= EXERCISE =
Leave out the pictures and retype exactly the lines from the line with "Decode this chart: output" through the end of the listing below.

= Stored items =
※ ※ ※

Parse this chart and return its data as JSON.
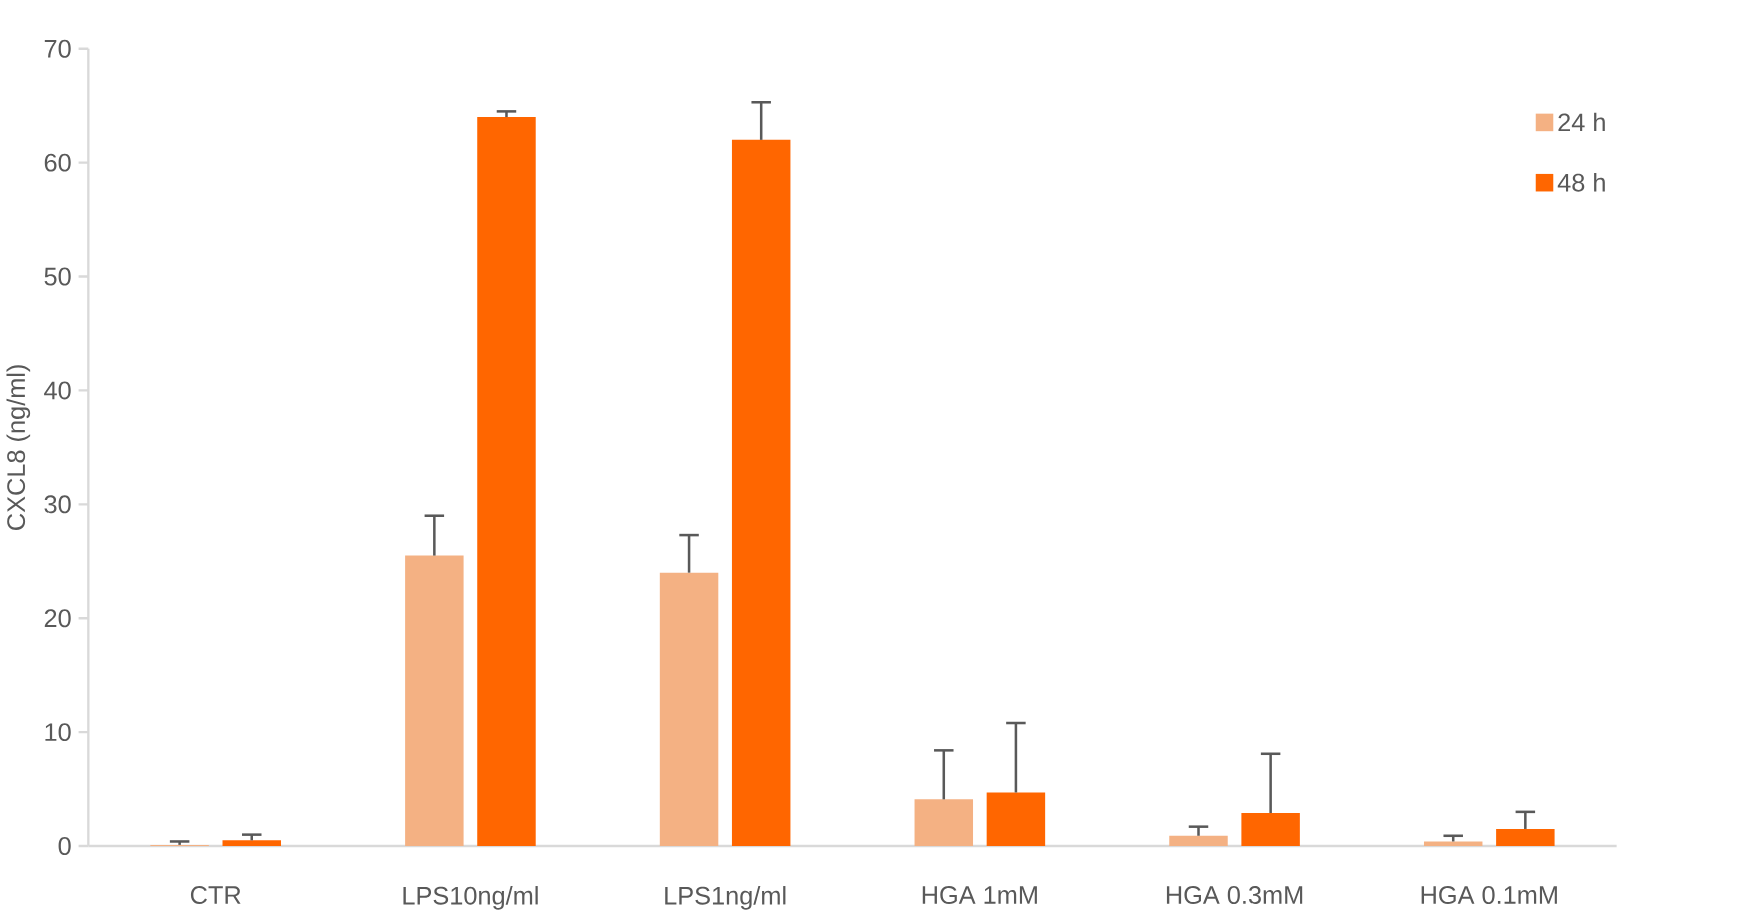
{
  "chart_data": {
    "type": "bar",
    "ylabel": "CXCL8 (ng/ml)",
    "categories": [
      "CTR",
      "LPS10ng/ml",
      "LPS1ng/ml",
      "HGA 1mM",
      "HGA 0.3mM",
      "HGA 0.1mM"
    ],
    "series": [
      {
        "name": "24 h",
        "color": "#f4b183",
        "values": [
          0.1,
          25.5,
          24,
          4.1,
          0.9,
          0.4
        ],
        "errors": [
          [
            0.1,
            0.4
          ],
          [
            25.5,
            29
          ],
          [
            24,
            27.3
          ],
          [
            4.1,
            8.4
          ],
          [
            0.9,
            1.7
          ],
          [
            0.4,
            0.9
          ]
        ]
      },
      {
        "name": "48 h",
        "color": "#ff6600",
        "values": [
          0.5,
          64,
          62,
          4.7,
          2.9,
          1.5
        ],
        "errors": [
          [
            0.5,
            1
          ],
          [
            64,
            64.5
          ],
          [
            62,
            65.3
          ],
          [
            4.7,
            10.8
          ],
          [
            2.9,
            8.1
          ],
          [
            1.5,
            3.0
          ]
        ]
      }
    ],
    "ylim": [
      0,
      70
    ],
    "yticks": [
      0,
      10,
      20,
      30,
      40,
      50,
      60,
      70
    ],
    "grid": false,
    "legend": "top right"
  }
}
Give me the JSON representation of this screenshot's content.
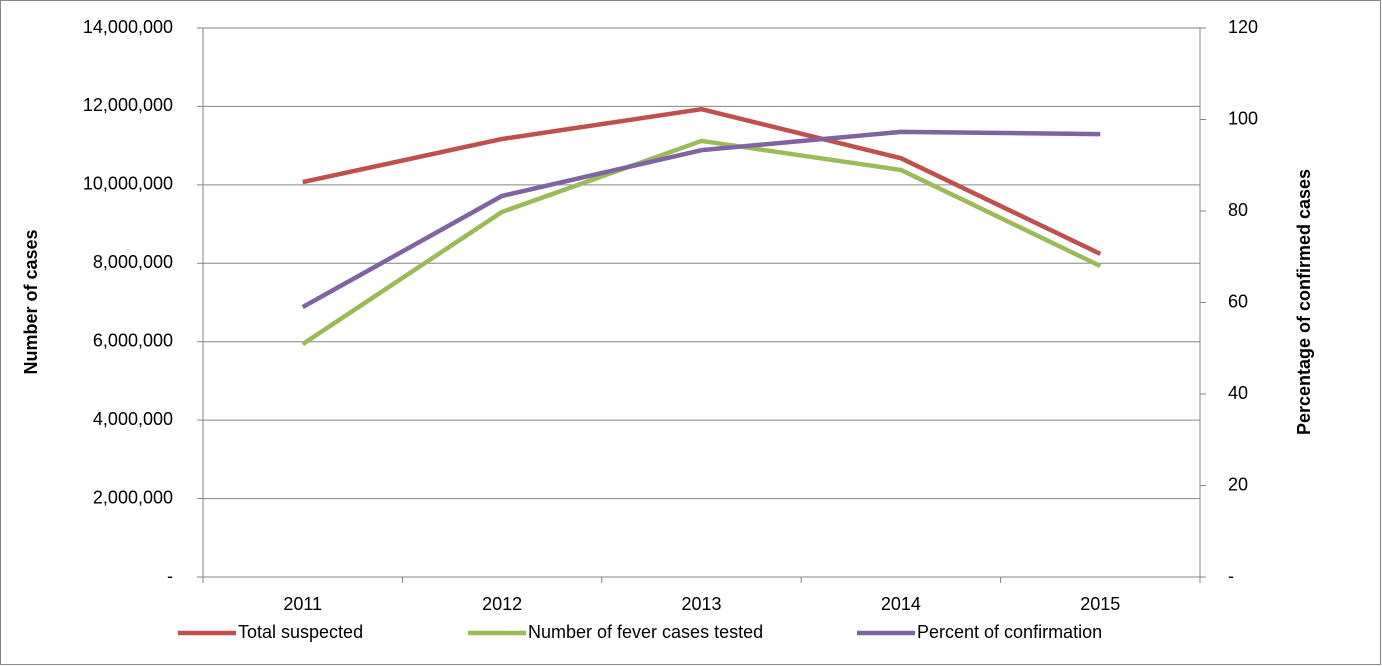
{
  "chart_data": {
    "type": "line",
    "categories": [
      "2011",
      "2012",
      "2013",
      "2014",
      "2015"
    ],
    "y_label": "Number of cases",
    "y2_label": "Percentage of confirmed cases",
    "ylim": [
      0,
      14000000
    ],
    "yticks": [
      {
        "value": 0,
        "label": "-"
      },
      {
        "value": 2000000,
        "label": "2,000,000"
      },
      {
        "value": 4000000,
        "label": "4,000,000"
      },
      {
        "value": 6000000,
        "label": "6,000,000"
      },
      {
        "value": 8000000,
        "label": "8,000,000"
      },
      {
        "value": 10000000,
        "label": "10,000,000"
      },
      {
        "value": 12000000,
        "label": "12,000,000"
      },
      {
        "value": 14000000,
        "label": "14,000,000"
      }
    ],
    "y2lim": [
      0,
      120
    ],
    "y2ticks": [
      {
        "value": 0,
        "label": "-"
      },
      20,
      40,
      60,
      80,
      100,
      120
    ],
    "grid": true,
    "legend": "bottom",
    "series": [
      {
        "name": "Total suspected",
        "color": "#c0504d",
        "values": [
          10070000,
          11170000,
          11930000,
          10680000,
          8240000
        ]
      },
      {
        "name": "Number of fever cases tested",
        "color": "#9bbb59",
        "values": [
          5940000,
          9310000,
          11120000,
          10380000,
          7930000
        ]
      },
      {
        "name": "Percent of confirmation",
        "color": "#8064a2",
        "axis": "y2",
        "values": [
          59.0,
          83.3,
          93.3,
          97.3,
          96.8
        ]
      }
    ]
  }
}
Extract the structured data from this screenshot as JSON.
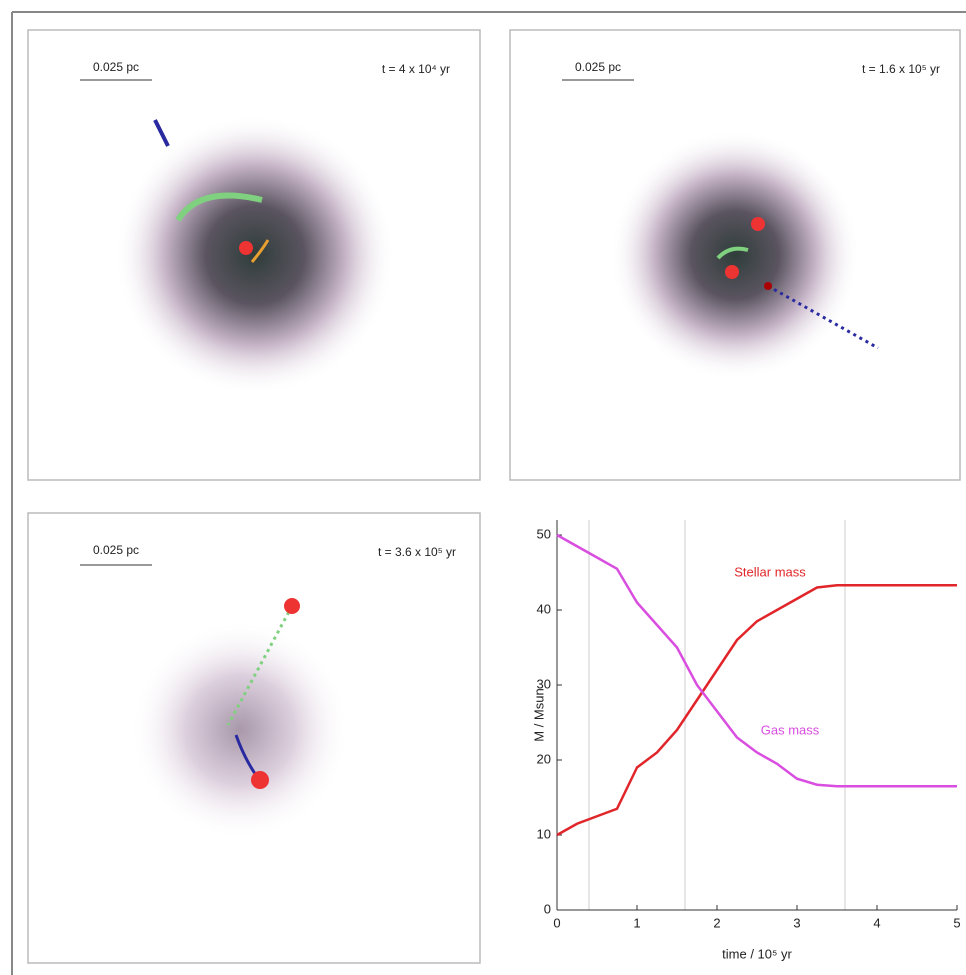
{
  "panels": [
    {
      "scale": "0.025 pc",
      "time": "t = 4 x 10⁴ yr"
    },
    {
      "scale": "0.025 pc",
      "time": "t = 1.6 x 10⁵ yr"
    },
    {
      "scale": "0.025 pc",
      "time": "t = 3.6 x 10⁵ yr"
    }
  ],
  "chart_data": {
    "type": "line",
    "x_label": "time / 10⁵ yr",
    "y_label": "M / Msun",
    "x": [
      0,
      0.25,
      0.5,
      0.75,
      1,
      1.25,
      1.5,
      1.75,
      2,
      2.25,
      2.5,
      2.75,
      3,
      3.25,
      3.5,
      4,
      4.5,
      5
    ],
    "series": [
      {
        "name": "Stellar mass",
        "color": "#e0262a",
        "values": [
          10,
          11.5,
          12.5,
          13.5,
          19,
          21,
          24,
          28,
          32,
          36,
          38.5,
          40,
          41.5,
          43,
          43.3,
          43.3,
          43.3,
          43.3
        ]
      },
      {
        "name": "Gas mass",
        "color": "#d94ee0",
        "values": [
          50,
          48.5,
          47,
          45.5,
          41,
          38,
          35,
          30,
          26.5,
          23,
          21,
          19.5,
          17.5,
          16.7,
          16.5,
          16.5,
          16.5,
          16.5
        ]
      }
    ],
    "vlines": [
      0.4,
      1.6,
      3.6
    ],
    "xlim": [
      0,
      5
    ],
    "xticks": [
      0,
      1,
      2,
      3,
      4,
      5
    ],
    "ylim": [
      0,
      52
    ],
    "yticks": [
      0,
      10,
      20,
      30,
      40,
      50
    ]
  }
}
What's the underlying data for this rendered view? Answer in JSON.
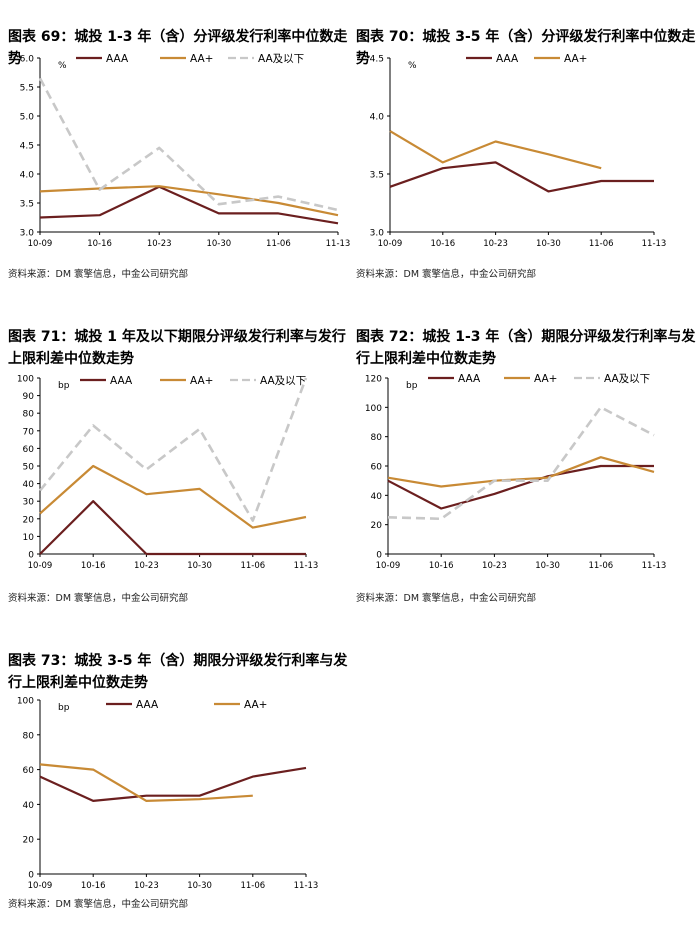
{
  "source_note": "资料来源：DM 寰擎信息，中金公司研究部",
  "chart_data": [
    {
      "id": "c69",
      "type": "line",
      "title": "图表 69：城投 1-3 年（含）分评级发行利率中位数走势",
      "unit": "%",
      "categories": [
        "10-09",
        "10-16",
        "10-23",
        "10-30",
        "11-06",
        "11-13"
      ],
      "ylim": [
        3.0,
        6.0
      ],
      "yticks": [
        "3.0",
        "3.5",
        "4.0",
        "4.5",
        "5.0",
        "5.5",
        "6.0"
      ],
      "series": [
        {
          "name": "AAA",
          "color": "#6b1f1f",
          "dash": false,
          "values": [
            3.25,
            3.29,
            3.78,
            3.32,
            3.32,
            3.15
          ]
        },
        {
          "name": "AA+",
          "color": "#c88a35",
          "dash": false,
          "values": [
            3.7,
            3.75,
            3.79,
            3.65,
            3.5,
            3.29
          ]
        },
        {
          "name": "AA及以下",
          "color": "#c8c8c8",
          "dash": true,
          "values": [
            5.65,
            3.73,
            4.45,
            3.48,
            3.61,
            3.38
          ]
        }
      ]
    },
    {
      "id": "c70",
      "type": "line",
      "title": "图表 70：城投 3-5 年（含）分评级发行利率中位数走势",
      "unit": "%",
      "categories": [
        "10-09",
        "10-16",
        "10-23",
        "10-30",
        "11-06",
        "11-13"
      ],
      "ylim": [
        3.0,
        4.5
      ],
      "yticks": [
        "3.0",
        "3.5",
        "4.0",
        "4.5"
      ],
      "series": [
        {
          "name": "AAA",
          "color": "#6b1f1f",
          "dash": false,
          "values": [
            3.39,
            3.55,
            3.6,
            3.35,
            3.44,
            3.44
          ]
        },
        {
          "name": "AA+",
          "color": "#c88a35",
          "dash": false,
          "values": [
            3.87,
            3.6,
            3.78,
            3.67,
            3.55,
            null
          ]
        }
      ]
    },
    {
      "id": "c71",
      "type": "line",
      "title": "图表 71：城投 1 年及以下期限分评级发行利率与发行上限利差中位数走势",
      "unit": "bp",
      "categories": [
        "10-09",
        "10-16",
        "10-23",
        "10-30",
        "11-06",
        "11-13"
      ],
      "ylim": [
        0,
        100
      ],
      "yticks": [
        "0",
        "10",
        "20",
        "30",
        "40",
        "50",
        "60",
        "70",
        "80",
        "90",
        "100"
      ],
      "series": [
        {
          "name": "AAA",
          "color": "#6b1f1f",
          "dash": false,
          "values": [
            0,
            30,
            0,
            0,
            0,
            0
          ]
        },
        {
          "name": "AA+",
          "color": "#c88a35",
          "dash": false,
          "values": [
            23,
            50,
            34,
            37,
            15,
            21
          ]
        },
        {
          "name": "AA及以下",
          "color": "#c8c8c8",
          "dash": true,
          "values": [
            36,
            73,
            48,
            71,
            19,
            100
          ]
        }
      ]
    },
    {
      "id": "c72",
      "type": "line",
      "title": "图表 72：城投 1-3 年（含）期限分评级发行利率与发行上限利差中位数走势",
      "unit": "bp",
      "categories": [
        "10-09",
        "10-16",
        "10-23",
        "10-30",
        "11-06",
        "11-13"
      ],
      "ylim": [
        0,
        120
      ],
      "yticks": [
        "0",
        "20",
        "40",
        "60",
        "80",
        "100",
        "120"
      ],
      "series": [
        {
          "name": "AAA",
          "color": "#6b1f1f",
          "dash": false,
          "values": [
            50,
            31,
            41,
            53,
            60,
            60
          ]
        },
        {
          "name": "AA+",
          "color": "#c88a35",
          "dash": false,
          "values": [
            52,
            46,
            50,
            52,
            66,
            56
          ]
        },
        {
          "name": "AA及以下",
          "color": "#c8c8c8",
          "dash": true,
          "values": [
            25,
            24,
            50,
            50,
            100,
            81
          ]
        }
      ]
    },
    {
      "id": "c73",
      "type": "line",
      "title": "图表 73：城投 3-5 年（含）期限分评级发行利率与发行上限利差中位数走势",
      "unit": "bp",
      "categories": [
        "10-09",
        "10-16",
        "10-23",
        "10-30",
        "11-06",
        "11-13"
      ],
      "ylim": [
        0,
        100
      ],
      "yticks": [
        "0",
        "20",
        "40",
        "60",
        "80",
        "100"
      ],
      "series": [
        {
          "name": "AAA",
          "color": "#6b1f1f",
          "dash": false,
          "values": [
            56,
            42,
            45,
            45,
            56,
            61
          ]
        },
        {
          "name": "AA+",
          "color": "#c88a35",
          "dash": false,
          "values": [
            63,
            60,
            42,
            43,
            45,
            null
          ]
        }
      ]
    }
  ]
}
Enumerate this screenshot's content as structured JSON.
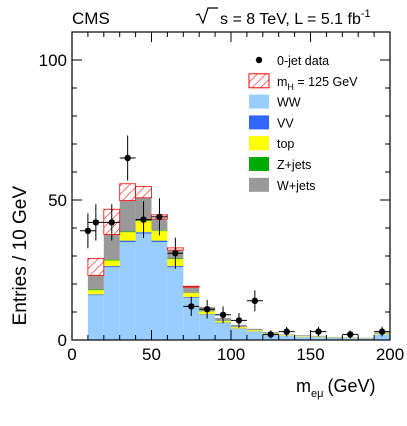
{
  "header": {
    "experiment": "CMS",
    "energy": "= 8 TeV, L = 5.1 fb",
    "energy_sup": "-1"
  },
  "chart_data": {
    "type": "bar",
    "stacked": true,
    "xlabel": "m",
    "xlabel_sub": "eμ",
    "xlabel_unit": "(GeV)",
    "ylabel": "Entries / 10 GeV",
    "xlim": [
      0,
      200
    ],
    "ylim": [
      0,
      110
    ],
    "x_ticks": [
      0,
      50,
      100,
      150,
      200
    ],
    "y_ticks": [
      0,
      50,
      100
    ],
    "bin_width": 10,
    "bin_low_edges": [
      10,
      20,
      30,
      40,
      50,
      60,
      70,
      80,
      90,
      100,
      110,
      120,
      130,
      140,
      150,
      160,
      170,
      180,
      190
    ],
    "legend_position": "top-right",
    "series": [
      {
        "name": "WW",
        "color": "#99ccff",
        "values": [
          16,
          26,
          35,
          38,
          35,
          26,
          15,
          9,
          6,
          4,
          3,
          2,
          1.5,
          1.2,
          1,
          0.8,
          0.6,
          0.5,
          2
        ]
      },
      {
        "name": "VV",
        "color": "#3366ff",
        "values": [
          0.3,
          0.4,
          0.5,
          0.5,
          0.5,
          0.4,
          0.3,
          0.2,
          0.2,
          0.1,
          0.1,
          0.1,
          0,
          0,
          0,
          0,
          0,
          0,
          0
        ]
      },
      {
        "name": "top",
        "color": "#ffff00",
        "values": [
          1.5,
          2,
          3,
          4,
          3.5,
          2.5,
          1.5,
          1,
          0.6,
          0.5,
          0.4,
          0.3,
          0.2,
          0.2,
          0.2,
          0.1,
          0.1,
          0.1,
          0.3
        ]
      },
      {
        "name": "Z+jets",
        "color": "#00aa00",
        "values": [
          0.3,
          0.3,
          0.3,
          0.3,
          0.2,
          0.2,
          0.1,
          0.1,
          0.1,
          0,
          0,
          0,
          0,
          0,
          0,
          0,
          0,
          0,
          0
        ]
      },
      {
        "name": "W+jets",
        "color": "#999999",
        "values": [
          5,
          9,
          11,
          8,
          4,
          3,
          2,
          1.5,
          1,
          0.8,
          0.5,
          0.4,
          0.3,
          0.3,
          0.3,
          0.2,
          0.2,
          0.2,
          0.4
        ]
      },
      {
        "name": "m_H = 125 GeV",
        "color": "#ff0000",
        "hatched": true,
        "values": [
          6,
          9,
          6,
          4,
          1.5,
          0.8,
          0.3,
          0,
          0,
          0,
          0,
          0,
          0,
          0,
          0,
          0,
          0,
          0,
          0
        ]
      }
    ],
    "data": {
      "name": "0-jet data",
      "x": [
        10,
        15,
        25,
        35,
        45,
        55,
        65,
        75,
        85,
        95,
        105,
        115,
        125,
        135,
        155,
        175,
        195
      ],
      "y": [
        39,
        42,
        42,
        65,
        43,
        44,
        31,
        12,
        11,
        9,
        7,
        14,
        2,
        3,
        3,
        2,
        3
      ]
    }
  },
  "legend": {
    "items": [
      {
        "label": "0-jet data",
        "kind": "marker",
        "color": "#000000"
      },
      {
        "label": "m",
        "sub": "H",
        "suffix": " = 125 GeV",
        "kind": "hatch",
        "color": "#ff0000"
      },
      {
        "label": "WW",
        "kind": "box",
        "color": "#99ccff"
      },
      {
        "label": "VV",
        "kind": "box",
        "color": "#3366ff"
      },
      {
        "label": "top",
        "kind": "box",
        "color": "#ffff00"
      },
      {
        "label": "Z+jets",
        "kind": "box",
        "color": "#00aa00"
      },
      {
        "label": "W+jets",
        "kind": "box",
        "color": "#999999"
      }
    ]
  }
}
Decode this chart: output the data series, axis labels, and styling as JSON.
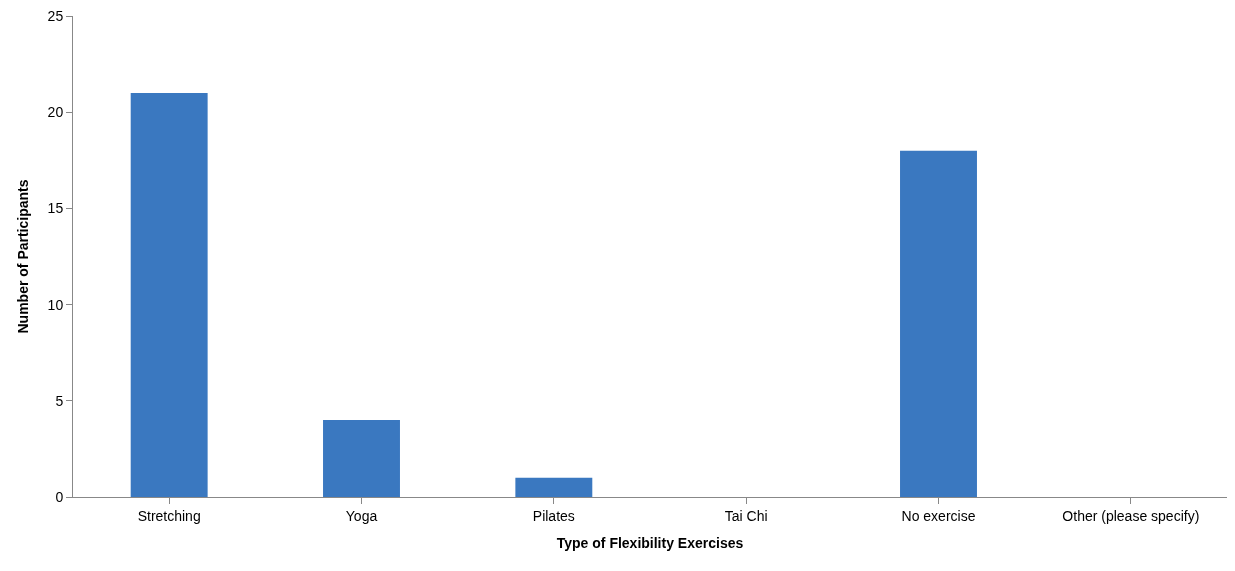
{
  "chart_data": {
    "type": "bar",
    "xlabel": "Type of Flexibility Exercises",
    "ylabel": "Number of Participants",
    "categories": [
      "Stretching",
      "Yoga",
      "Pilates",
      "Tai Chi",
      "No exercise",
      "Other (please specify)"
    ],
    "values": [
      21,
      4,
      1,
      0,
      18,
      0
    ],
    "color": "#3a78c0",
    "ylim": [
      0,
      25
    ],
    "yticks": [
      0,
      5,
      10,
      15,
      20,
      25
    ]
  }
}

※ ※ ※

= WORKED ANSWER =
Decode this chart: output the data series, axis labels, and styling as JSON.
{
  "chart_data": {
    "type": "bar",
    "xlabel": "Type of Flexibility Exercises",
    "ylabel": "Number of Participants",
    "categories": [
      "Stretching",
      "Yoga",
      "Pilates",
      "Tai Chi",
      "No exercise",
      "Other (please specify)"
    ],
    "values": [
      21,
      4,
      1,
      0,
      18,
      0
    ],
    "color": "#3a78c0",
    "ylim": [
      0,
      25
    ],
    "yticks": [
      0,
      5,
      10,
      15,
      20,
      25
    ]
  }
}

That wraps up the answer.